▸ WORK ITEM
Every line below should be set down exactly as it appears.

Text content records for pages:
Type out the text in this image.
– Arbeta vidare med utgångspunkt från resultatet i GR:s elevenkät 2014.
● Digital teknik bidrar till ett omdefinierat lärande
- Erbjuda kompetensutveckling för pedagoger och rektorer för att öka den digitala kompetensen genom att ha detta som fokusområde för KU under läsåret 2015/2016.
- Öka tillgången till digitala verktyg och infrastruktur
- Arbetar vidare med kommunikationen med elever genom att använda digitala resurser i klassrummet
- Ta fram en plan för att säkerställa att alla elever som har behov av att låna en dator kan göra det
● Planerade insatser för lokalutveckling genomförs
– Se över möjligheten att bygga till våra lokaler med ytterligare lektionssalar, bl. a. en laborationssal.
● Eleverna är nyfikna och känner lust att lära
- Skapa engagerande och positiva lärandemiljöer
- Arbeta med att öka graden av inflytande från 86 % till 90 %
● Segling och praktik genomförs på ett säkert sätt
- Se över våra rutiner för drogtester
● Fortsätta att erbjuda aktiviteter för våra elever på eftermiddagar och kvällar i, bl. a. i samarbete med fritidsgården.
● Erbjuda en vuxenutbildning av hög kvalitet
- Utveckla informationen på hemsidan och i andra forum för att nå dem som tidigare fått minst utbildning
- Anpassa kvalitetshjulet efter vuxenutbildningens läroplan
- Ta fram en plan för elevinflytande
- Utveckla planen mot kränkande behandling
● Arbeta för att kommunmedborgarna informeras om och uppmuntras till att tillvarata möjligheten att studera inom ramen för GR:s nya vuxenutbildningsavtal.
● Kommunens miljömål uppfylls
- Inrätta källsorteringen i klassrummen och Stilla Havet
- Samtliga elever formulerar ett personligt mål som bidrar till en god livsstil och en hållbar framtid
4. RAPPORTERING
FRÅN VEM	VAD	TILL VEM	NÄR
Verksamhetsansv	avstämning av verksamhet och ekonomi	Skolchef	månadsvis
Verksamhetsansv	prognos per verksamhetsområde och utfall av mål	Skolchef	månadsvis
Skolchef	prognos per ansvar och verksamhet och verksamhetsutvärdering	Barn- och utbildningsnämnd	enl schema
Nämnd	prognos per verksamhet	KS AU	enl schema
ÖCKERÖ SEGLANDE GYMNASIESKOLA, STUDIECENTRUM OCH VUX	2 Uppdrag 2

▸ OUTPUT BELOW
Type out the text in this image.
– Arbeta vidare med utgångspunkt från resultatet i GR:s elevenkät 2014.
● Digital teknik bidrar till ett omdefinierat lärande
- Erbjuda kompetensutveckling för pedagoger och rektorer för att öka den digitala kompetensen genom att ha detta som fokusområde för KU under läsåret 2015/2016.
- Öka tillgången till digitala verktyg och infrastruktur
- Arbetar vidare med kommunikationen med elever genom att använda digitala resurser i klassrummet
- Ta fram en plan för att säkerställa att alla elever som har behov av att låna en dator kan göra det
● Planerade insatser för lokalutveckling genomförs
– Se över möjligheten att bygga till våra lokaler med ytterligare lektionssalar, bl. a. en laborationssal.
● Eleverna är nyfikna och känner lust att lära
- Skapa engagerande och positiva lärandemiljöer
- Arbeta med att öka graden av inflytande från 86 % till 90 %
● Segling och praktik genomförs på ett säkert sätt
- Se över våra rutiner för drogtester
● Fortsätta att erbjuda aktiviteter för våra elever på eftermiddagar och kvällar i, bl. a. i samarbete med fritidsgården.
● Erbjuda en vuxenutbildning av hög kvalitet
- Utveckla informationen på hemsidan och i andra forum för att nå dem som tidigare fått minst utbildning
- Anpassa kvalitetshjulet efter vuxenutbildningens läroplan
- Ta fram en plan för elevinflytande
- Utveckla planen mot kränkande behandling
● Arbeta för att kommunmedborgarna informeras om och uppmuntras till att tillvarata möjligheten att studera inom ramen för GR:s nya vuxenutbildningsavtal.
● Kommunens miljömål uppfylls
- Inrätta källsorteringen i klassrummen och Stilla Havet
- Samtliga elever formulerar ett personligt mål som bidrar till en god livsstil och en hållbar framtid
4. RAPPORTERING
FRÅN VEM	VAD	TILL VEM	NÄR
Verksamhetsansv	avstämning av verksamhet och ekonomi	Skolchef	månadsvis
Verksamhetsansv	prognos per verksamhetsområde och utfall av mål	Skolchef	månadsvis
Skolchef	prognos per ansvar och verksamhet och verksamhetsutvärdering	Barn- och utbildningsnämnd	enl schema
Nämnd	prognos per verksamhet	KS AU	enl schema
ÖCKERÖ SEGLANDE GYMNASIESKOLA, STUDIECENTRUM OCH VUX	2 Uppdrag 2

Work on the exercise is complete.